WHAT TO PRODUCE
In the material below, the lines containing the word "JSON" are required; copy each of them.
-- Begin DATA EXTRACT --
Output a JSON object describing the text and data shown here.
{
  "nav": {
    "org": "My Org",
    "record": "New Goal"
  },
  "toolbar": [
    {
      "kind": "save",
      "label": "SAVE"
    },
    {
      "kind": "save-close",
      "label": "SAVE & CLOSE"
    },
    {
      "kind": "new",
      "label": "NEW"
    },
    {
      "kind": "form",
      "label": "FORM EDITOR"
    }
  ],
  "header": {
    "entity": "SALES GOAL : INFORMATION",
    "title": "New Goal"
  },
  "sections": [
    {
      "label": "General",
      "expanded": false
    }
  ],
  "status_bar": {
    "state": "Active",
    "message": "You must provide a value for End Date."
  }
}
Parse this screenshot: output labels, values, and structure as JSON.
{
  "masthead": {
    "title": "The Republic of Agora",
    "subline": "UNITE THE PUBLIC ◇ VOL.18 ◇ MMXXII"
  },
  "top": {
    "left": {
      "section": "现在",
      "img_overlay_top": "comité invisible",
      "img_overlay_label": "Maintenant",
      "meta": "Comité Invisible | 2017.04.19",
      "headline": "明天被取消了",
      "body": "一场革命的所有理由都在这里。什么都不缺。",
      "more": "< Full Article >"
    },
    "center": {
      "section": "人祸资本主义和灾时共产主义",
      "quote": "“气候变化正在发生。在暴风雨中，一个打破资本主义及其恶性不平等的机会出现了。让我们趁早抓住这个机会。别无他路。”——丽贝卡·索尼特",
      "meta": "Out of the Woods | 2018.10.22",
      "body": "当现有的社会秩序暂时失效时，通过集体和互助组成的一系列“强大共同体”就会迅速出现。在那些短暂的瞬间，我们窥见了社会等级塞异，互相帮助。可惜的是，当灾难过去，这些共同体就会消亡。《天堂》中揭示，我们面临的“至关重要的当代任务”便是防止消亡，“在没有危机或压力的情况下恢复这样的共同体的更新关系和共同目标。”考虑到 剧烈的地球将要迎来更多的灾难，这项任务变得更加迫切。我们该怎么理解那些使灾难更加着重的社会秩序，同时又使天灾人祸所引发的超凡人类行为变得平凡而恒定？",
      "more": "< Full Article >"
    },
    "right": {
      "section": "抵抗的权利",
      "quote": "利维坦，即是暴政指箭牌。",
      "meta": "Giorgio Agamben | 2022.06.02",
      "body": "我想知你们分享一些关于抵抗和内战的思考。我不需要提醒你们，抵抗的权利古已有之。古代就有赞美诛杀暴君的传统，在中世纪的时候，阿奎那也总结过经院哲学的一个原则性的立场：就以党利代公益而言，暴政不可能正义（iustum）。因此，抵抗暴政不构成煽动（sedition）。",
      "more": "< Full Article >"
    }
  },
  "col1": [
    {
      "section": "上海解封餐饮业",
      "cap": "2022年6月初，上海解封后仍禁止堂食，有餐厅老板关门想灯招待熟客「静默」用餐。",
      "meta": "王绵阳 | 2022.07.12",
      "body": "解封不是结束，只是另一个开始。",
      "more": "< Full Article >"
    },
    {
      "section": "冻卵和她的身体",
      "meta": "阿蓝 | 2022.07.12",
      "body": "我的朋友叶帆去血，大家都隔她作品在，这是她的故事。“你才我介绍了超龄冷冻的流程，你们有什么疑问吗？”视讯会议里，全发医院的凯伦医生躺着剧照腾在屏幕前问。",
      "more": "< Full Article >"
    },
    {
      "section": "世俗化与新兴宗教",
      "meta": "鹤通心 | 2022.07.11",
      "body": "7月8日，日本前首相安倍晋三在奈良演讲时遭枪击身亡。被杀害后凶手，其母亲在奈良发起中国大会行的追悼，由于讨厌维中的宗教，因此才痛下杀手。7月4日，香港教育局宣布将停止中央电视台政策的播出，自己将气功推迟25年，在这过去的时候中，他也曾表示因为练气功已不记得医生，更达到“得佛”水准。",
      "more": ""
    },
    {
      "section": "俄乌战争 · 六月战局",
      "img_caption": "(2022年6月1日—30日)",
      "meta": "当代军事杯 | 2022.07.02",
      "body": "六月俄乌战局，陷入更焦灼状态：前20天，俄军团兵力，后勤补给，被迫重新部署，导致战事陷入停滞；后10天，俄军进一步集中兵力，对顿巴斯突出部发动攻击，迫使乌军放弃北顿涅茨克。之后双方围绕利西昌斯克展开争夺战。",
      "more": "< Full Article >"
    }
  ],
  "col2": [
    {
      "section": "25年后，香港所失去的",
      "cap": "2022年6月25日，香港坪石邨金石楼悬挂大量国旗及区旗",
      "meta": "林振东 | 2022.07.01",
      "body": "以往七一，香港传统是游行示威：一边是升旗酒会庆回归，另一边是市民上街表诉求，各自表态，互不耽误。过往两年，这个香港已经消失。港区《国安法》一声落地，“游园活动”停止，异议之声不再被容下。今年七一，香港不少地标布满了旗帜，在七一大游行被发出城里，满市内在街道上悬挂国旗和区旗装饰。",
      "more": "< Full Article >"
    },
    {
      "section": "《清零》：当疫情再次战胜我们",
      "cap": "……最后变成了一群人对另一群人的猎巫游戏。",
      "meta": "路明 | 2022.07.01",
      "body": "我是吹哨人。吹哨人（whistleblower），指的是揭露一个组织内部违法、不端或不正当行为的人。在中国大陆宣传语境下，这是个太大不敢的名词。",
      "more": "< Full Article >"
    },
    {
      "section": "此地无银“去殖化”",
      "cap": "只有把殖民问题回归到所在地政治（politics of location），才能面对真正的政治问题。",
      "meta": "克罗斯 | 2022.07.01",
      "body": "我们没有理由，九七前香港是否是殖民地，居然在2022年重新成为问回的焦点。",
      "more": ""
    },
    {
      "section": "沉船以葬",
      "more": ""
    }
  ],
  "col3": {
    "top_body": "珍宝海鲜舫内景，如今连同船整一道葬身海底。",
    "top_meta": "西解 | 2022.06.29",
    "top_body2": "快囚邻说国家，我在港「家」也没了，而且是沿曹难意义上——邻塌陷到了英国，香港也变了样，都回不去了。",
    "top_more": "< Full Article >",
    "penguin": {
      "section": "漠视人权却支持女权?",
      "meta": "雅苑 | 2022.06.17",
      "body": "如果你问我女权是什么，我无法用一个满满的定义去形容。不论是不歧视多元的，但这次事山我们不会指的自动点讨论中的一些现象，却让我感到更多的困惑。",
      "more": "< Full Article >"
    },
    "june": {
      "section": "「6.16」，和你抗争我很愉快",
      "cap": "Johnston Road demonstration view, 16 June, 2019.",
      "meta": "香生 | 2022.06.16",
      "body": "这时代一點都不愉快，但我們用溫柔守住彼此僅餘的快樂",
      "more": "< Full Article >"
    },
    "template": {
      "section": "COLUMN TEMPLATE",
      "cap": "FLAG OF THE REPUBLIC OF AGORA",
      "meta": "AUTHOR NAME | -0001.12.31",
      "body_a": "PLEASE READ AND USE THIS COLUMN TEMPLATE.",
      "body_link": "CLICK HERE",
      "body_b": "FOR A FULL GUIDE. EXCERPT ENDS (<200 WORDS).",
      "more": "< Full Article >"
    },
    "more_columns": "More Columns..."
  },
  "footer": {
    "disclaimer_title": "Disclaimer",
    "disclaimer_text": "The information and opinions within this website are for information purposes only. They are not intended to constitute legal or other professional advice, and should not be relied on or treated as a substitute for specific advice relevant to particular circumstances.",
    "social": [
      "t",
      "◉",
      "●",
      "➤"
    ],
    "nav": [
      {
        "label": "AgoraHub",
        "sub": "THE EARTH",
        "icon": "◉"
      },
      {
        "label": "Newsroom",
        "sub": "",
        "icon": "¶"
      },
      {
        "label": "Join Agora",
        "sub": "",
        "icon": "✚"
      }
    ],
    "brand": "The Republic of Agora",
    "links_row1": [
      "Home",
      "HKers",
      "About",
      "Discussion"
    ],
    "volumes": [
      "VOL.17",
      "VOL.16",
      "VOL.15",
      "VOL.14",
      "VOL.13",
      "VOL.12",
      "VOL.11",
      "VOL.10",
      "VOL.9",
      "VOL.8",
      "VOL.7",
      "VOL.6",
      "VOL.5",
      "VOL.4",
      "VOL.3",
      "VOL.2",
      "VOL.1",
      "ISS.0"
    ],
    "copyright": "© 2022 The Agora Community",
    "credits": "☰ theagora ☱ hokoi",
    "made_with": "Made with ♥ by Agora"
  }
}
-- End DATA EXTRACT --
TASK SOLUTION
Output a JSON object describing the text and data shown here.
Parse this screenshot: output labels, values, and structure as JSON.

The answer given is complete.